BEGIN Records provided

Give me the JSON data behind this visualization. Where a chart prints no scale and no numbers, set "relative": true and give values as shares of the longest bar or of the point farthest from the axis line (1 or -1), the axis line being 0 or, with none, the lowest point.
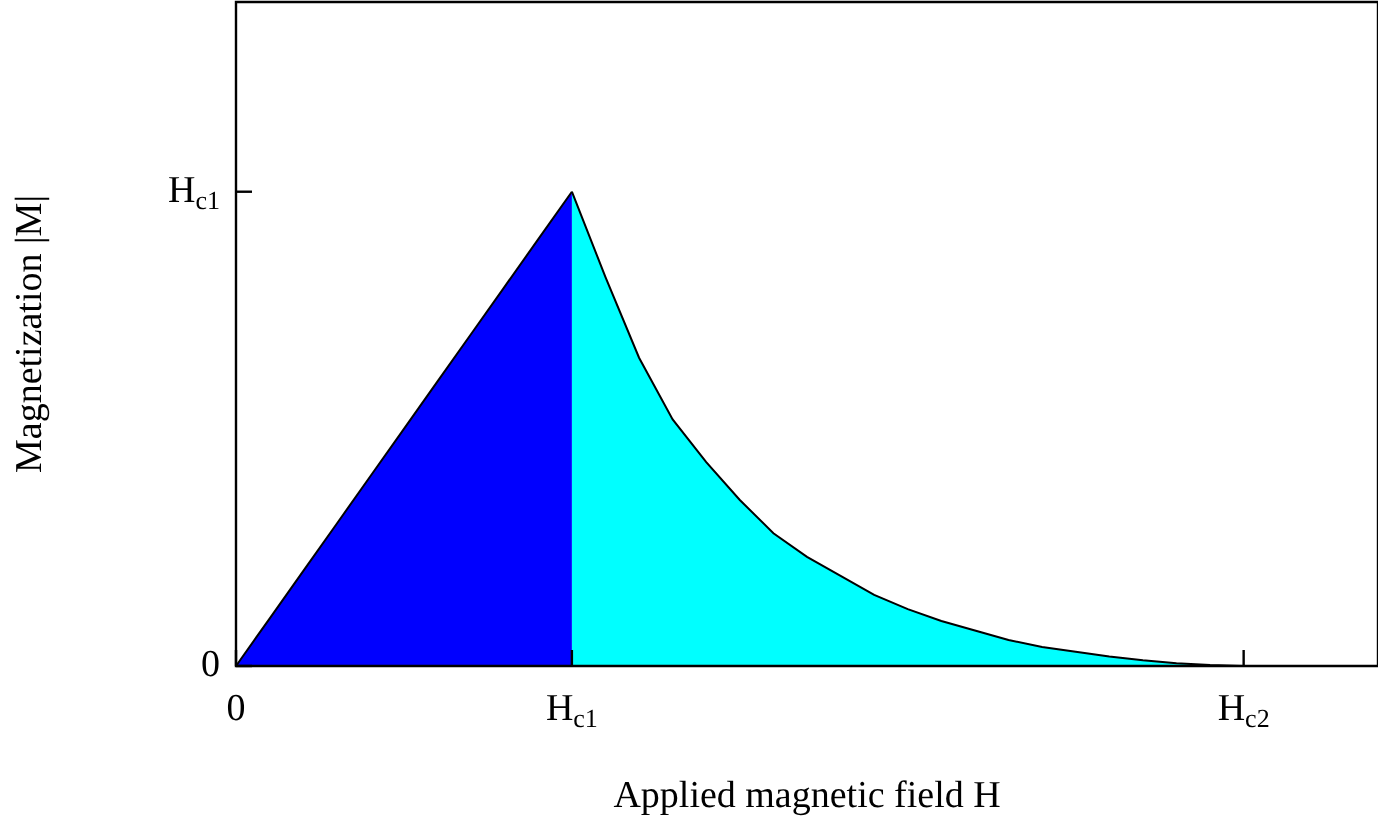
{
  "chart_data": {
    "type": "area",
    "xlabel": "Applied magnetic field H",
    "ylabel": "Magnetization |M|",
    "relative": true,
    "categories": [
      "0",
      null,
      null,
      null,
      null,
      null,
      null,
      null,
      null,
      null,
      "H$_{c1}$",
      null,
      null,
      null,
      null,
      null,
      null,
      null,
      null,
      null,
      null,
      null,
      null,
      null,
      null,
      null,
      null,
      null,
      null,
      null,
      "H$_{c2}$",
      null,
      null,
      null,
      null
    ],
    "series": [
      {
        "color": "#0000ff",
        "values": [
          0,
          0.1,
          0.2,
          0.3,
          0.4,
          0.5,
          0.6,
          0.7,
          0.8,
          0.9,
          1,
          null,
          null,
          null,
          null,
          null,
          null,
          null,
          null,
          null,
          null,
          null,
          null,
          null,
          null,
          null,
          null,
          null,
          null,
          null,
          null,
          null,
          null,
          null,
          null
        ]
      },
      {
        "color": "#00ffff",
        "values": [
          null,
          null,
          null,
          null,
          null,
          null,
          null,
          null,
          null,
          null,
          1,
          0.82,
          0.65,
          0.52,
          0.43,
          0.35,
          0.28,
          0.23,
          0.19,
          0.15,
          0.12,
          0.095,
          0.075,
          0.055,
          0.04,
          0.03,
          0.02,
          0.012,
          0.006,
          0.002,
          0,
          null,
          null,
          null,
          null
        ]
      }
    ],
    "annotations": [
      "0",
      "H$_{c1}$"
    ],
    "grid": false,
    "legend": false
  }
}
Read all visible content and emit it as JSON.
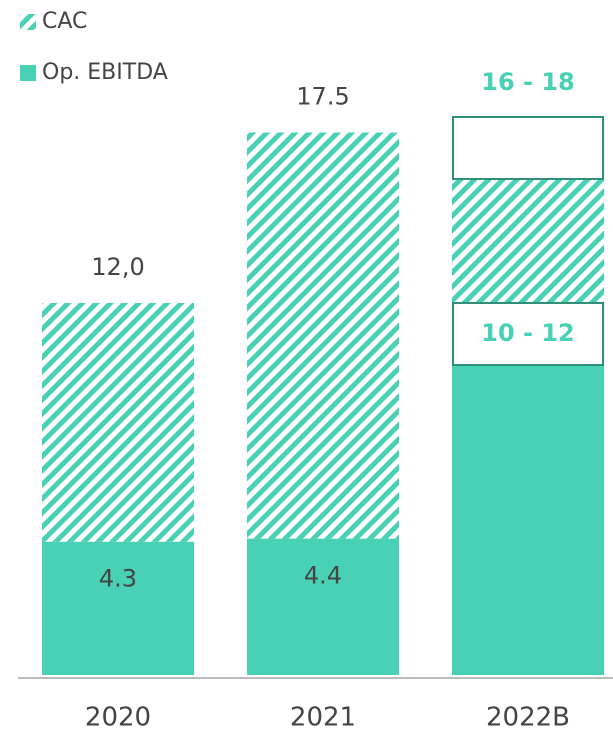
{
  "chart_data": {
    "type": "bar",
    "stacked": true,
    "categories": [
      "2020",
      "2021",
      "2022B"
    ],
    "series": [
      {
        "name": "Op. EBITDA",
        "color": "#48d1b4",
        "pattern": "solid",
        "values": [
          4.3,
          4.4,
          10
        ],
        "value_labels": [
          "4.3",
          "4.4",
          null
        ]
      },
      {
        "name": "CAC",
        "color": "#48d1b4",
        "pattern": "hatch",
        "values": [
          7.7,
          13.1,
          4
        ]
      }
    ],
    "ranges": [
      {
        "category": 2,
        "low": 10,
        "high": 12,
        "label": "10 - 12"
      },
      {
        "category": 2,
        "low": 16,
        "high": 18,
        "label": "16 - 18"
      }
    ],
    "totals": [
      12,
      17.5,
      null
    ],
    "total_labels": [
      "12,0",
      "17.5",
      null
    ],
    "ylim": [
      0,
      18
    ]
  }
}
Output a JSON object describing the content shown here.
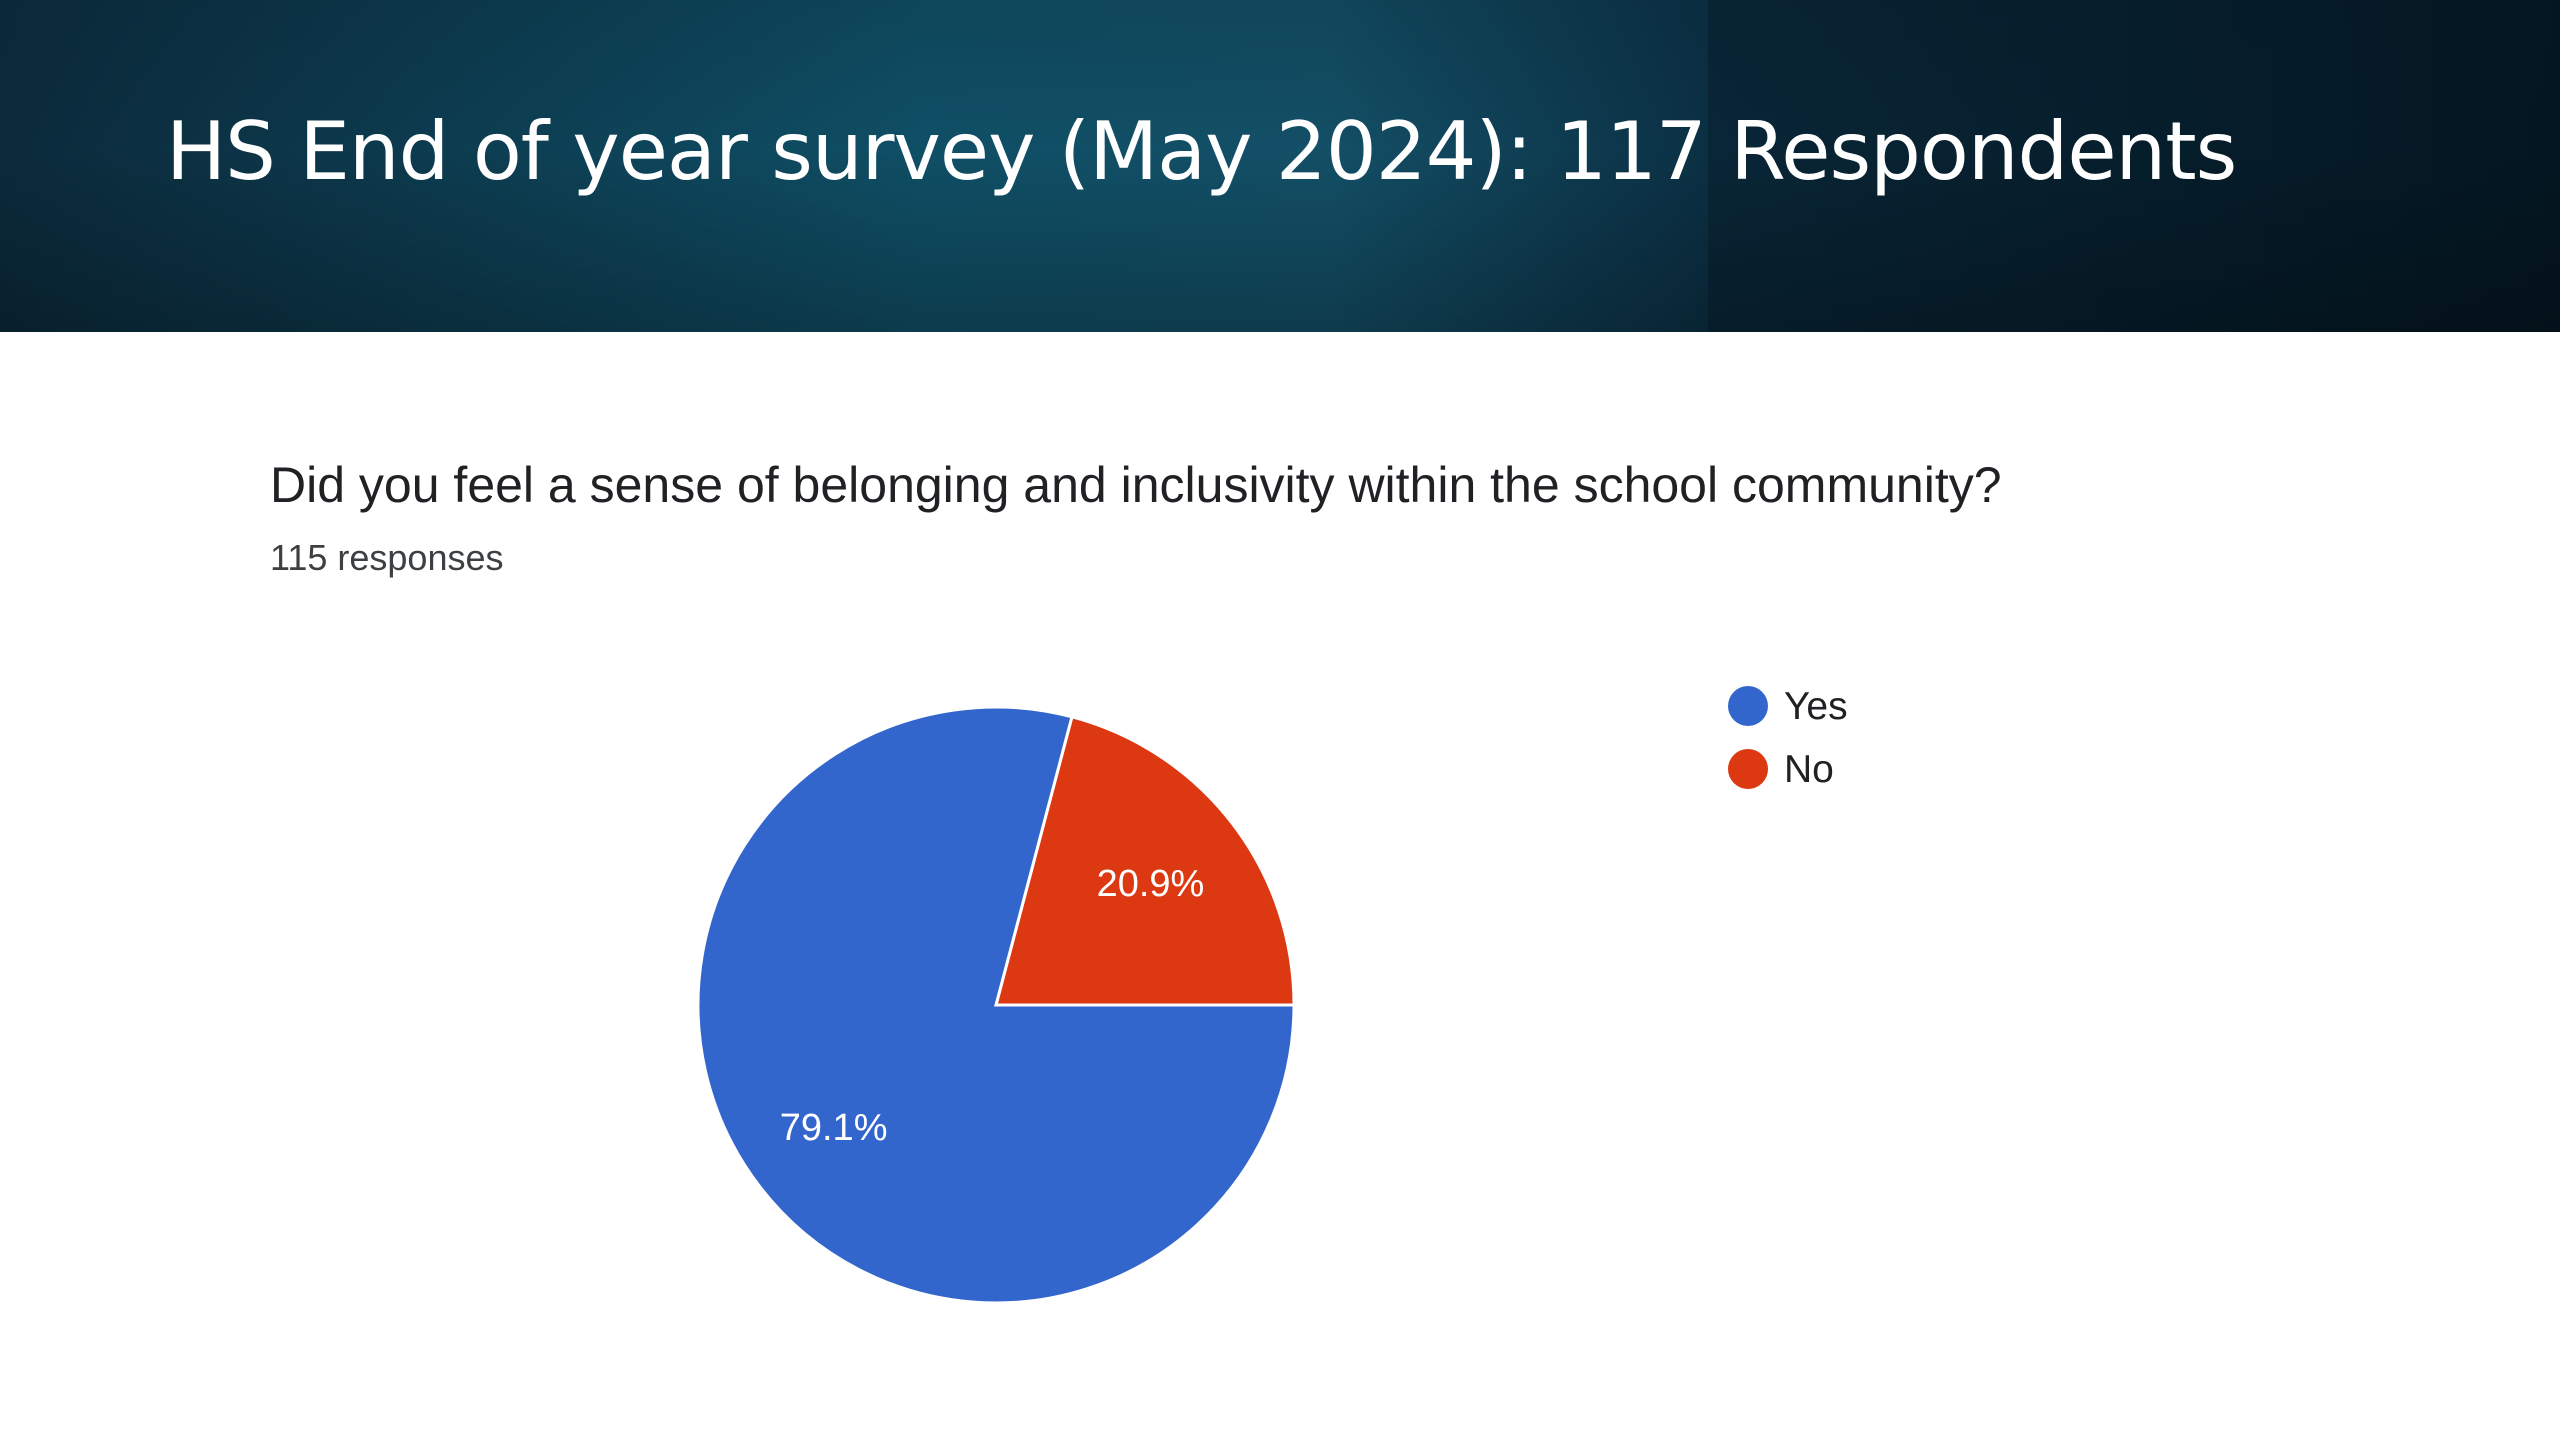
{
  "header": {
    "title": "HS End of year survey (May 2024):  117 Respondents"
  },
  "question": {
    "title": "Did you feel a sense of belonging and inclusivity within the school community?",
    "responses": "115 responses"
  },
  "legend": {
    "items": [
      {
        "label": "Yes",
        "color": "#3366cc"
      },
      {
        "label": "No",
        "color": "#dc3912"
      }
    ]
  },
  "chart_data": {
    "type": "pie",
    "title": "Did you feel a sense of belonging and inclusivity within the school community?",
    "subtitle": "115 responses",
    "categories": [
      "Yes",
      "No"
    ],
    "values": [
      79.1,
      20.9
    ],
    "labels": [
      "79.1%",
      "20.9%"
    ],
    "colors": [
      "#3366cc",
      "#dc3912"
    ],
    "legend_position": "right"
  }
}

END Records provided

▶ _Directions for this task_
Copy every record above exactly as written, but leave out the pictures.

▶ _Written answer_
Give me the JSON data behind this visualization. Where a chart prints no scale and no numbers, set "relative": true and give values as shares of the longest bar or of the point farthest from the axis line (1 or -1), the axis line being 0 or, with none, the lowest point.
{
  "chart_data": {
    "type": "area",
    "xlabel": "Applied magnetic field H",
    "ylabel": "Magnetization |M|",
    "relative": true,
    "categories": [
      "0",
      null,
      null,
      null,
      null,
      null,
      null,
      null,
      null,
      null,
      "H$_{c1}$",
      null,
      null,
      null,
      null,
      null,
      null,
      null,
      null,
      null,
      null,
      null,
      null,
      null,
      null,
      null,
      null,
      null,
      null,
      null,
      "H$_{c2}$",
      null,
      null,
      null,
      null
    ],
    "series": [
      {
        "color": "#0000ff",
        "values": [
          0,
          0.1,
          0.2,
          0.3,
          0.4,
          0.5,
          0.6,
          0.7,
          0.8,
          0.9,
          1,
          null,
          null,
          null,
          null,
          null,
          null,
          null,
          null,
          null,
          null,
          null,
          null,
          null,
          null,
          null,
          null,
          null,
          null,
          null,
          null,
          null,
          null,
          null,
          null
        ]
      },
      {
        "color": "#00ffff",
        "values": [
          null,
          null,
          null,
          null,
          null,
          null,
          null,
          null,
          null,
          null,
          1,
          0.82,
          0.65,
          0.52,
          0.43,
          0.35,
          0.28,
          0.23,
          0.19,
          0.15,
          0.12,
          0.095,
          0.075,
          0.055,
          0.04,
          0.03,
          0.02,
          0.012,
          0.006,
          0.002,
          0,
          null,
          null,
          null,
          null
        ]
      }
    ],
    "annotations": [
      "0",
      "H$_{c1}$"
    ],
    "grid": false,
    "legend": false
  }
}
Read all visible content and emit it as JSON.
{
  "chart_data": {
    "type": "bar",
    "stacked": true,
    "categories": [
      "2020",
      "2021",
      "2022B"
    ],
    "series": [
      {
        "name": "Op. EBITDA",
        "color": "#48d1b4",
        "pattern": "solid",
        "values": [
          4.3,
          4.4,
          10
        ],
        "value_labels": [
          "4.3",
          "4.4",
          null
        ]
      },
      {
        "name": "CAC",
        "color": "#48d1b4",
        "pattern": "hatch",
        "values": [
          7.7,
          13.1,
          4
        ]
      }
    ],
    "ranges": [
      {
        "category": 2,
        "low": 10,
        "high": 12,
        "label": "10 - 12"
      },
      {
        "category": 2,
        "low": 16,
        "high": 18,
        "label": "16 - 18"
      }
    ],
    "totals": [
      12,
      17.5,
      null
    ],
    "total_labels": [
      "12,0",
      "17.5",
      null
    ],
    "ylim": [
      0,
      18
    ]
  }
}
Output a JSON object describing the content shown here.
{
  "header": {
    "title": "HS End of year survey (May 2024):  117 Respondents"
  },
  "question": {
    "title": "Did you feel a sense of belonging and inclusivity within the school community?",
    "responses": "115 responses"
  },
  "legend": {
    "items": [
      {
        "label": "Yes",
        "color": "#3366cc"
      },
      {
        "label": "No",
        "color": "#dc3912"
      }
    ]
  },
  "chart_data": {
    "type": "pie",
    "title": "Did you feel a sense of belonging and inclusivity within the school community?",
    "subtitle": "115 responses",
    "categories": [
      "Yes",
      "No"
    ],
    "values": [
      79.1,
      20.9
    ],
    "labels": [
      "79.1%",
      "20.9%"
    ],
    "colors": [
      "#3366cc",
      "#dc3912"
    ],
    "legend_position": "right"
  }
}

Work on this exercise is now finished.